-- START Listed records --

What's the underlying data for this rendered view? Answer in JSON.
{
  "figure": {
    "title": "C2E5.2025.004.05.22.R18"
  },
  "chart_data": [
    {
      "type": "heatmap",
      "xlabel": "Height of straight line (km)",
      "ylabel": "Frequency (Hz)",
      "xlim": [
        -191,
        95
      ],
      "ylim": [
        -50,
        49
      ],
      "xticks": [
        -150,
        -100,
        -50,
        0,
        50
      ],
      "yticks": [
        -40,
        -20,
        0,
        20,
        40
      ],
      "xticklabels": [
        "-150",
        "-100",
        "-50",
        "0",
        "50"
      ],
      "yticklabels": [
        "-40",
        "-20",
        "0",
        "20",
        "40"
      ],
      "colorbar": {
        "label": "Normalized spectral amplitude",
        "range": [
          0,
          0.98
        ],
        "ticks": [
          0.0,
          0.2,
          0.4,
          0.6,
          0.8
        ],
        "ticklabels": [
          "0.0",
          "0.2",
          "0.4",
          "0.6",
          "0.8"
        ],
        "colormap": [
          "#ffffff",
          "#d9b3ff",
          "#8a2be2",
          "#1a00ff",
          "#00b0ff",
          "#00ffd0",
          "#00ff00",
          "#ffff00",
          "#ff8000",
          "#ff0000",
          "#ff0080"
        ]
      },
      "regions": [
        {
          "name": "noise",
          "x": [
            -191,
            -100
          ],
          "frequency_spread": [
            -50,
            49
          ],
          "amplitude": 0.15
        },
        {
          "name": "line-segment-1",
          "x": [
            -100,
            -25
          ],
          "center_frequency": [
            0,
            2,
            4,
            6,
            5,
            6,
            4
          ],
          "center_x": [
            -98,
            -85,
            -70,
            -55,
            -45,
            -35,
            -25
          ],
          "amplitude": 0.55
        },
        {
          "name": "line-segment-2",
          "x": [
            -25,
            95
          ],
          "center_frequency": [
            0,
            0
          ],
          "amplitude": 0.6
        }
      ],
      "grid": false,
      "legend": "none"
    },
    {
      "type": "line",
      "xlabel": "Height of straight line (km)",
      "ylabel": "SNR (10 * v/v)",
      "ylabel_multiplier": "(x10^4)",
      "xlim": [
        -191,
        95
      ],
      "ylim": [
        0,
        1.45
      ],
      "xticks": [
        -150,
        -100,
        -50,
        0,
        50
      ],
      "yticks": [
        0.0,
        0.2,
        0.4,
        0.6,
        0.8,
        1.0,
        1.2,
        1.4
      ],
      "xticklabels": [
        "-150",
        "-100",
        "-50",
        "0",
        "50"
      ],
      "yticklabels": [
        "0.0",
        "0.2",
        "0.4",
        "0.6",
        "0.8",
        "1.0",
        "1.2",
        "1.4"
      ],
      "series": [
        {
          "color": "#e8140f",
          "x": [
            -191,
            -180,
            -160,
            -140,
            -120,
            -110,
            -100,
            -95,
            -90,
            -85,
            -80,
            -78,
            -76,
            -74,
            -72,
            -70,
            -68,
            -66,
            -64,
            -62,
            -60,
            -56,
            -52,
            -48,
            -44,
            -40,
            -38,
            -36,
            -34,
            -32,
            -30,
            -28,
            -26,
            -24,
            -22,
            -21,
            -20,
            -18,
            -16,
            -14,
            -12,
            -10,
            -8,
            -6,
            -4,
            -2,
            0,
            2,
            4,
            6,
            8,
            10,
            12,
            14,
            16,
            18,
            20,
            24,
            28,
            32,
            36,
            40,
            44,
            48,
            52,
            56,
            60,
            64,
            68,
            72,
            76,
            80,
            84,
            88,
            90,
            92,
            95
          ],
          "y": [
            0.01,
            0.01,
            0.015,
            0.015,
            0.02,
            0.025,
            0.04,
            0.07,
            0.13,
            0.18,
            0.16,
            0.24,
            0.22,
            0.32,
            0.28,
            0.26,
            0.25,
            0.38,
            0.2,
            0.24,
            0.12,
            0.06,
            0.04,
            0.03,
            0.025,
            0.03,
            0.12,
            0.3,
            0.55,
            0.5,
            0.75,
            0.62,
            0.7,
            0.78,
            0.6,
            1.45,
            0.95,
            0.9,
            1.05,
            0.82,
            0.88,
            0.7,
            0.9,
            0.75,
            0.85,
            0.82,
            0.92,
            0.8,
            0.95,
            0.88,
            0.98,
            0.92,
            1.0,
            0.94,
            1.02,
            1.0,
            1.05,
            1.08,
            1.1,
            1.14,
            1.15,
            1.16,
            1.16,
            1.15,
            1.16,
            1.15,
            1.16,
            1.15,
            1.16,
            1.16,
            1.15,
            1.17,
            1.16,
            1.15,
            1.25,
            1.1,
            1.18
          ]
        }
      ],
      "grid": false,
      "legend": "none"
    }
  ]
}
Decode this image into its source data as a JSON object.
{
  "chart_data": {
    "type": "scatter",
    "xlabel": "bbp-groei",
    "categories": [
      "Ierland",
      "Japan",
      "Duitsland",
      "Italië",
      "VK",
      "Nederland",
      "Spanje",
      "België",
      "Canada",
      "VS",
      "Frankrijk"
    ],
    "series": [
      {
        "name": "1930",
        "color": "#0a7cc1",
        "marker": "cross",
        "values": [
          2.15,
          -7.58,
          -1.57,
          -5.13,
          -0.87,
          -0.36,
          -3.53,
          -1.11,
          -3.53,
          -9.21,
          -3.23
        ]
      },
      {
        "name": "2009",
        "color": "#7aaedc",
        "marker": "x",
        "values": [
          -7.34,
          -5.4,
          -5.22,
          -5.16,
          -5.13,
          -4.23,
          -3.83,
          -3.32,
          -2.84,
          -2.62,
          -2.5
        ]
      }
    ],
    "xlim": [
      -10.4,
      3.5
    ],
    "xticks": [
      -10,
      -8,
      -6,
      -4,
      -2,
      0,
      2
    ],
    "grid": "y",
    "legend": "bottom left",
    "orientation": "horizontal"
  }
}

-- END Listed records --

(Problem statement) From the records above, extract everything verbatim.

(Reply)
What's the underlying data for this rendered view? Answer in JSON.
{
  "figure": {
    "title": "C2E5.2025.004.05.22.R18"
  },
  "chart_data": [
    {
      "type": "heatmap",
      "xlabel": "Height of straight line (km)",
      "ylabel": "Frequency (Hz)",
      "xlim": [
        -191,
        95
      ],
      "ylim": [
        -50,
        49
      ],
      "xticks": [
        -150,
        -100,
        -50,
        0,
        50
      ],
      "yticks": [
        -40,
        -20,
        0,
        20,
        40
      ],
      "xticklabels": [
        "-150",
        "-100",
        "-50",
        "0",
        "50"
      ],
      "yticklabels": [
        "-40",
        "-20",
        "0",
        "20",
        "40"
      ],
      "colorbar": {
        "label": "Normalized spectral amplitude",
        "range": [
          0,
          0.98
        ],
        "ticks": [
          0.0,
          0.2,
          0.4,
          0.6,
          0.8
        ],
        "ticklabels": [
          "0.0",
          "0.2",
          "0.4",
          "0.6",
          "0.8"
        ],
        "colormap": [
          "#ffffff",
          "#d9b3ff",
          "#8a2be2",
          "#1a00ff",
          "#00b0ff",
          "#00ffd0",
          "#00ff00",
          "#ffff00",
          "#ff8000",
          "#ff0000",
          "#ff0080"
        ]
      },
      "regions": [
        {
          "name": "noise",
          "x": [
            -191,
            -100
          ],
          "frequency_spread": [
            -50,
            49
          ],
          "amplitude": 0.15
        },
        {
          "name": "line-segment-1",
          "x": [
            -100,
            -25
          ],
          "center_frequency": [
            0,
            2,
            4,
            6,
            5,
            6,
            4
          ],
          "center_x": [
            -98,
            -85,
            -70,
            -55,
            -45,
            -35,
            -25
          ],
          "amplitude": 0.55
        },
        {
          "name": "line-segment-2",
          "x": [
            -25,
            95
          ],
          "center_frequency": [
            0,
            0
          ],
          "amplitude": 0.6
        }
      ],
      "grid": false,
      "legend": "none"
    },
    {
      "type": "line",
      "xlabel": "Height of straight line (km)",
      "ylabel": "SNR (10 * v/v)",
      "ylabel_multiplier": "(x10^4)",
      "xlim": [
        -191,
        95
      ],
      "ylim": [
        0,
        1.45
      ],
      "xticks": [
        -150,
        -100,
        -50,
        0,
        50
      ],
      "yticks": [
        0.0,
        0.2,
        0.4,
        0.6,
        0.8,
        1.0,
        1.2,
        1.4
      ],
      "xticklabels": [
        "-150",
        "-100",
        "-50",
        "0",
        "50"
      ],
      "yticklabels": [
        "0.0",
        "0.2",
        "0.4",
        "0.6",
        "0.8",
        "1.0",
        "1.2",
        "1.4"
      ],
      "series": [
        {
          "color": "#e8140f",
          "x": [
            -191,
            -180,
            -160,
            -140,
            -120,
            -110,
            -100,
            -95,
            -90,
            -85,
            -80,
            -78,
            -76,
            -74,
            -72,
            -70,
            -68,
            -66,
            -64,
            -62,
            -60,
            -56,
            -52,
            -48,
            -44,
            -40,
            -38,
            -36,
            -34,
            -32,
            -30,
            -28,
            -26,
            -24,
            -22,
            -21,
            -20,
            -18,
            -16,
            -14,
            -12,
            -10,
            -8,
            -6,
            -4,
            -2,
            0,
            2,
            4,
            6,
            8,
            10,
            12,
            14,
            16,
            18,
            20,
            24,
            28,
            32,
            36,
            40,
            44,
            48,
            52,
            56,
            60,
            64,
            68,
            72,
            76,
            80,
            84,
            88,
            90,
            92,
            95
          ],
          "y": [
            0.01,
            0.01,
            0.015,
            0.015,
            0.02,
            0.025,
            0.04,
            0.07,
            0.13,
            0.18,
            0.16,
            0.24,
            0.22,
            0.32,
            0.28,
            0.26,
            0.25,
            0.38,
            0.2,
            0.24,
            0.12,
            0.06,
            0.04,
            0.03,
            0.025,
            0.03,
            0.12,
            0.3,
            0.55,
            0.5,
            0.75,
            0.62,
            0.7,
            0.78,
            0.6,
            1.45,
            0.95,
            0.9,
            1.05,
            0.82,
            0.88,
            0.7,
            0.9,
            0.75,
            0.85,
            0.82,
            0.92,
            0.8,
            0.95,
            0.88,
            0.98,
            0.92,
            1.0,
            0.94,
            1.02,
            1.0,
            1.05,
            1.08,
            1.1,
            1.14,
            1.15,
            1.16,
            1.16,
            1.15,
            1.16,
            1.15,
            1.16,
            1.15,
            1.16,
            1.16,
            1.15,
            1.17,
            1.16,
            1.15,
            1.25,
            1.1,
            1.18
          ]
        }
      ],
      "grid": false,
      "legend": "none"
    }
  ]
}
Decode this image into its source data as a JSON object.
{
  "chart_data": {
    "type": "scatter",
    "xlabel": "bbp-groei",
    "categories": [
      "Ierland",
      "Japan",
      "Duitsland",
      "Italië",
      "VK",
      "Nederland",
      "Spanje",
      "België",
      "Canada",
      "VS",
      "Frankrijk"
    ],
    "series": [
      {
        "name": "1930",
        "color": "#0a7cc1",
        "marker": "cross",
        "values": [
          2.15,
          -7.58,
          -1.57,
          -5.13,
          -0.87,
          -0.36,
          -3.53,
          -1.11,
          -3.53,
          -9.21,
          -3.23
        ]
      },
      {
        "name": "2009",
        "color": "#7aaedc",
        "marker": "x",
        "values": [
          -7.34,
          -5.4,
          -5.22,
          -5.16,
          -5.13,
          -4.23,
          -3.83,
          -3.32,
          -2.84,
          -2.62,
          -2.5
        ]
      }
    ],
    "xlim": [
      -10.4,
      3.5
    ],
    "xticks": [
      -10,
      -8,
      -6,
      -4,
      -2,
      0,
      2
    ],
    "grid": "y",
    "legend": "bottom left",
    "orientation": "horizontal"
  }
}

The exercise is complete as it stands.